## Aim of the exercise
Reproduce the material in full, unchanged.

[Start Listed entries]

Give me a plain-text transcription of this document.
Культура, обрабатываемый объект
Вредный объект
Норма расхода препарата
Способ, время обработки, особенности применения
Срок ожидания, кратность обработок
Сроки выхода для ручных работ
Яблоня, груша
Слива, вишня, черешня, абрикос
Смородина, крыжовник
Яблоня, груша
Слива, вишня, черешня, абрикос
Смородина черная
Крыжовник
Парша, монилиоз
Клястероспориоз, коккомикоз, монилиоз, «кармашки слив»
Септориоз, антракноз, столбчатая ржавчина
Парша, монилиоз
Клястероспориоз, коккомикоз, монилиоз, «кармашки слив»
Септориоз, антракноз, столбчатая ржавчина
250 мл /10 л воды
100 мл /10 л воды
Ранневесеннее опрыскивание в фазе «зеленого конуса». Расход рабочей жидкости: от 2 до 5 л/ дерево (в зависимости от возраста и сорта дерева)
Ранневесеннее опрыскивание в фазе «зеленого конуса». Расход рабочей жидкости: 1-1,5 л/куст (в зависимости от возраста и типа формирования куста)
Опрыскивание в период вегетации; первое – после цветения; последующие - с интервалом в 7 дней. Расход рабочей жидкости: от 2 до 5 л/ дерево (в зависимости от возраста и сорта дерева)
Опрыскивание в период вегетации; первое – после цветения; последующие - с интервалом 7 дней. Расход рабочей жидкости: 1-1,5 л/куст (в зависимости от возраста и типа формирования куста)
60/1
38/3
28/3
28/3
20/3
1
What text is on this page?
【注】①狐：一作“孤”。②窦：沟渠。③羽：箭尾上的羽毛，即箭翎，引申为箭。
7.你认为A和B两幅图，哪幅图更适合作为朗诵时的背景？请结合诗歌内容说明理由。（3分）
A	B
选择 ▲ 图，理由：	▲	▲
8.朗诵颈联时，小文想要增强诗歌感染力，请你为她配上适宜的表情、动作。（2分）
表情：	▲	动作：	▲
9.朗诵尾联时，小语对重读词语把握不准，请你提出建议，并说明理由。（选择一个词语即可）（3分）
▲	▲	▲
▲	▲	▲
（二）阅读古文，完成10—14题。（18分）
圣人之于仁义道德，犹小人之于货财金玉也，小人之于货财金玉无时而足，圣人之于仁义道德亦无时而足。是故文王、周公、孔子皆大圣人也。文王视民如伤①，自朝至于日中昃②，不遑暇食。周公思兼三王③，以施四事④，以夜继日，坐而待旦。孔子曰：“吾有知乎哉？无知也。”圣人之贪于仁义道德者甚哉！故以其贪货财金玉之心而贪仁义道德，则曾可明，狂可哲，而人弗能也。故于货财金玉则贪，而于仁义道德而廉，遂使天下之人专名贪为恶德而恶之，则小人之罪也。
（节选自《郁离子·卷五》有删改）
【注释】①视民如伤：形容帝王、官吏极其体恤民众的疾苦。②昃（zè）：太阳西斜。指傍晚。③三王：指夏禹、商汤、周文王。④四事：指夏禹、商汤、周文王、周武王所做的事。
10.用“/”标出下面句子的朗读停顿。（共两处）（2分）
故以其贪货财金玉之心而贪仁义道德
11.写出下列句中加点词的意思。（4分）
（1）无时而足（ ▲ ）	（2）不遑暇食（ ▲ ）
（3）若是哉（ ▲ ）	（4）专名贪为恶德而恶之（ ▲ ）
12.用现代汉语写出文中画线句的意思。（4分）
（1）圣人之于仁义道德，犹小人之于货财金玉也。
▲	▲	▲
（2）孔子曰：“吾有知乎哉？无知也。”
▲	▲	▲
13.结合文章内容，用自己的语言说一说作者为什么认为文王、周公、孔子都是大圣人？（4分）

[End Listed entries]

## Task response
Give me a plain-text transcription of this document.
Культура, обрабатываемый объект
Вредный объект
Норма расхода препарата
Способ, время обработки, особенности применения
Срок ожидания, кратность обработок
Сроки выхода для ручных работ
Яблоня, груша
Слива, вишня, черешня, абрикос
Смородина, крыжовник
Яблоня, груша
Слива, вишня, черешня, абрикос
Смородина черная
Крыжовник
Парша, монилиоз
Клястероспориоз, коккомикоз, монилиоз, «кармашки слив»
Септориоз, антракноз, столбчатая ржавчина
Парша, монилиоз
Клястероспориоз, коккомикоз, монилиоз, «кармашки слив»
Септориоз, антракноз, столбчатая ржавчина
250 мл /10 л воды
100 мл /10 л воды
Ранневесеннее опрыскивание в фазе «зеленого конуса». Расход рабочей жидкости: от 2 до 5 л/ дерево (в зависимости от возраста и сорта дерева)
Ранневесеннее опрыскивание в фазе «зеленого конуса». Расход рабочей жидкости: 1-1,5 л/куст (в зависимости от возраста и типа формирования куста)
Опрыскивание в период вегетации; первое – после цветения; последующие - с интервалом в 7 дней. Расход рабочей жидкости: от 2 до 5 л/ дерево (в зависимости от возраста и сорта дерева)
Опрыскивание в период вегетации; первое – после цветения; последующие - с интервалом 7 дней. Расход рабочей жидкости: 1-1,5 л/куст (в зависимости от возраста и типа формирования куста)
60/1
38/3
28/3
28/3
20/3
1
What text is on this page?
【注】①狐：一作“孤”。②窦：沟渠。③羽：箭尾上的羽毛，即箭翎，引申为箭。
7.你认为A和B两幅图，哪幅图更适合作为朗诵时的背景？请结合诗歌内容说明理由。（3分）
A	B
选择 ▲ 图，理由：	▲	▲
8.朗诵颈联时，小文想要增强诗歌感染力，请你为她配上适宜的表情、动作。（2分）
表情：	▲	动作：	▲
9.朗诵尾联时，小语对重读词语把握不准，请你提出建议，并说明理由。（选择一个词语即可）（3分）
▲	▲	▲
▲	▲	▲
（二）阅读古文，完成10—14题。（18分）
圣人之于仁义道德，犹小人之于货财金玉也，小人之于货财金玉无时而足，圣人之于仁义道德亦无时而足。是故文王、周公、孔子皆大圣人也。文王视民如伤①，自朝至于日中昃②，不遑暇食。周公思兼三王③，以施四事④，以夜继日，坐而待旦。孔子曰：“吾有知乎哉？无知也。”圣人之贪于仁义道德者甚哉！故以其贪货财金玉之心而贪仁义道德，则曾可明，狂可哲，而人弗能也。故于货财金玉则贪，而于仁义道德而廉，遂使天下之人专名贪为恶德而恶之，则小人之罪也。
（节选自《郁离子·卷五》有删改）
【注释】①视民如伤：形容帝王、官吏极其体恤民众的疾苦。②昃（zè）：太阳西斜。指傍晚。③三王：指夏禹、商汤、周文王。④四事：指夏禹、商汤、周文王、周武王所做的事。
10.用“/”标出下面句子的朗读停顿。（共两处）（2分）
故以其贪货财金玉之心而贪仁义道德
11.写出下列句中加点词的意思。（4分）
（1）无时而足（ ▲ ）	（2）不遑暇食（ ▲ ）
（3）若是哉（ ▲ ）	（4）专名贪为恶德而恶之（ ▲ ）
12.用现代汉语写出文中画线句的意思。（4分）
（1）圣人之于仁义道德，犹小人之于货财金玉也。
▲	▲	▲
（2）孔子曰：“吾有知乎哉？无知也。”
▲	▲	▲
13.结合文章内容，用自己的语言说一说作者为什么认为文王、周公、孔子都是大圣人？（4分）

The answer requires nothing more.